▶ _WRITTEN TASK_:
Check each line of the listing, and copy it if it contains the word "icon".

▶ _DATA PROVIDED_:
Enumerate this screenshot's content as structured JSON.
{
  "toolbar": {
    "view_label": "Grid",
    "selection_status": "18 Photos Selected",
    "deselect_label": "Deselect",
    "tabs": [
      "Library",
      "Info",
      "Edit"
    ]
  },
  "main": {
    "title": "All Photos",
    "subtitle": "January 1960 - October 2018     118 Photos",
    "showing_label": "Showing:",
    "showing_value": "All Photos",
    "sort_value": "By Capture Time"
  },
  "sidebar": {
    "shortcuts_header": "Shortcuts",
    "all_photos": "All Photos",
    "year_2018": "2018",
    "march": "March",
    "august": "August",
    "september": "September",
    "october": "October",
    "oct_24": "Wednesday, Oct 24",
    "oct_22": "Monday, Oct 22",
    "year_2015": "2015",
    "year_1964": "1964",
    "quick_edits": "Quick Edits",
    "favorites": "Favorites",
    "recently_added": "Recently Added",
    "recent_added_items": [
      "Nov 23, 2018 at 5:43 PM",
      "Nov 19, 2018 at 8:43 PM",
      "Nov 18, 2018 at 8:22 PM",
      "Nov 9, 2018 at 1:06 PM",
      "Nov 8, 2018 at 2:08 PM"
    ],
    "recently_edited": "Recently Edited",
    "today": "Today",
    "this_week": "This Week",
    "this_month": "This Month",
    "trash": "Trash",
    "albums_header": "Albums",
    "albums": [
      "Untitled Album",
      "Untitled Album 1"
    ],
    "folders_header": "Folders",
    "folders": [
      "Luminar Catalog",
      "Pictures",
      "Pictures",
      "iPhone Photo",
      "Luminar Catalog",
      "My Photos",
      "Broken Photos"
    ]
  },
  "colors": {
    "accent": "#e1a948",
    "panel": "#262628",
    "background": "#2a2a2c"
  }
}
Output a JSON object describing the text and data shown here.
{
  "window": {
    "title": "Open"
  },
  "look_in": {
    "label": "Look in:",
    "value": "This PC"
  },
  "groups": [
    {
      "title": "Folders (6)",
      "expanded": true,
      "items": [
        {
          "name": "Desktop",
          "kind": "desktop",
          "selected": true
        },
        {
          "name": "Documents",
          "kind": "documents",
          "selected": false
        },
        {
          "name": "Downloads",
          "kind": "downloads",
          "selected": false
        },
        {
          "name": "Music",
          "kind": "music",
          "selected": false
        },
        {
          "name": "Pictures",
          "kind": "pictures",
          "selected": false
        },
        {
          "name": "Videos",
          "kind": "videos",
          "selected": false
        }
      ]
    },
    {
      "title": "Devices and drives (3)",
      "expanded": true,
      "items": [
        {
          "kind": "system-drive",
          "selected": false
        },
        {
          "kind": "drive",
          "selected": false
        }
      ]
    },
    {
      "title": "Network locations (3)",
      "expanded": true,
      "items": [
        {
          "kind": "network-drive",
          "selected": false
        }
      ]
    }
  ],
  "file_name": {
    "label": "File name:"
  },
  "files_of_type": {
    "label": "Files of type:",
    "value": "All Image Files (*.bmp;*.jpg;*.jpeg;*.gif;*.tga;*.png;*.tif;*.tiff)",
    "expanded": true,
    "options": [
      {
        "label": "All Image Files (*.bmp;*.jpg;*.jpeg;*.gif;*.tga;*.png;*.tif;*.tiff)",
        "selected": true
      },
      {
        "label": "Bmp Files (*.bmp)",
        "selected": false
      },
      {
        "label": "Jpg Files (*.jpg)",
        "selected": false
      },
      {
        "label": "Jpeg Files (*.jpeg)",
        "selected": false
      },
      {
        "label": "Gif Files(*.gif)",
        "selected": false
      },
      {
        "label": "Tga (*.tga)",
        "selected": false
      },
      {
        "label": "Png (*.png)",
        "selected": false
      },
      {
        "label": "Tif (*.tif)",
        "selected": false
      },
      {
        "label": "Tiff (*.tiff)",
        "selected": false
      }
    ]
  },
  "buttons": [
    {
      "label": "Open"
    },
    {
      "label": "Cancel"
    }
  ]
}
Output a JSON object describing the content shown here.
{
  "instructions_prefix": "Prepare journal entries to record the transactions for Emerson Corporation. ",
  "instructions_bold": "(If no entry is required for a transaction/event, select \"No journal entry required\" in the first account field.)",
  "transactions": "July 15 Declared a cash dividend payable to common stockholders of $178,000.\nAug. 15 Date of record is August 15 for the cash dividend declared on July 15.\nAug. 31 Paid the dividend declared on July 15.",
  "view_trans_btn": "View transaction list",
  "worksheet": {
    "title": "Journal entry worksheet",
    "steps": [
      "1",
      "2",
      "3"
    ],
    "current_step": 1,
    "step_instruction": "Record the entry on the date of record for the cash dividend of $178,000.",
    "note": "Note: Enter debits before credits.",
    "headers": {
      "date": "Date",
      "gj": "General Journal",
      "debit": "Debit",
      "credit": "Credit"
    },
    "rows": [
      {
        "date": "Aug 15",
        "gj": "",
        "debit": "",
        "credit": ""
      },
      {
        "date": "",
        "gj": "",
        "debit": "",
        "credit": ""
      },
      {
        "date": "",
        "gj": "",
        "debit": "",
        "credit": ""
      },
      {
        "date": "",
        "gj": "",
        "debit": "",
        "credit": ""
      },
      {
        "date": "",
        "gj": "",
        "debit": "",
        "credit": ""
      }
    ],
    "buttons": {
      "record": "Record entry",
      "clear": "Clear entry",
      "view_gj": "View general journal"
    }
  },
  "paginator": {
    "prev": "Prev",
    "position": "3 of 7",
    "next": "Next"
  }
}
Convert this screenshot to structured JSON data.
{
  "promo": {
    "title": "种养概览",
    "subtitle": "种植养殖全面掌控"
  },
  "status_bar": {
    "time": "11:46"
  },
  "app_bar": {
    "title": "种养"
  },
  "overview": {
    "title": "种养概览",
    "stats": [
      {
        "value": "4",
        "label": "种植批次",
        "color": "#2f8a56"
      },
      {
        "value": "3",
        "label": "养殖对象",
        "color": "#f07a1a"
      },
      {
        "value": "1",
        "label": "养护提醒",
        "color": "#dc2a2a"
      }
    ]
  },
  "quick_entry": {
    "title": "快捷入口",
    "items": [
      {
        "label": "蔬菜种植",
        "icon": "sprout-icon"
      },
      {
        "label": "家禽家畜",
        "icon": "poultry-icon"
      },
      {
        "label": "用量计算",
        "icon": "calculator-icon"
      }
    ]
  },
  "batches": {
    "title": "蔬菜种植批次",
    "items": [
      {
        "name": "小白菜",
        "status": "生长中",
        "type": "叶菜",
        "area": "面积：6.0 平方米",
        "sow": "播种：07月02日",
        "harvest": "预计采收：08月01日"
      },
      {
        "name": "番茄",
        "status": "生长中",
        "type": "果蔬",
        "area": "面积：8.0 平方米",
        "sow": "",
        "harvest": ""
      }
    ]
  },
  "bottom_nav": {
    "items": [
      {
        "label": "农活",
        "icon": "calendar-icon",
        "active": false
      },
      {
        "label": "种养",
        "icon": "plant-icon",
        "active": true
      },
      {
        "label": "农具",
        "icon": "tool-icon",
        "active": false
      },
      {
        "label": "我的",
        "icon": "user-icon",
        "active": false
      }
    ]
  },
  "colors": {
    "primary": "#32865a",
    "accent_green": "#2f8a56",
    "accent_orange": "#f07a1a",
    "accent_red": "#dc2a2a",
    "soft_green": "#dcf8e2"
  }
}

▶ _WRITTEN ANSWER_:
        "icon": "sprout-icon"
        "icon": "poultry-icon"
        "icon": "calculator-icon"
        "icon": "calendar-icon",
        "icon": "plant-icon",
        "icon": "tool-icon",
        "icon": "user-icon",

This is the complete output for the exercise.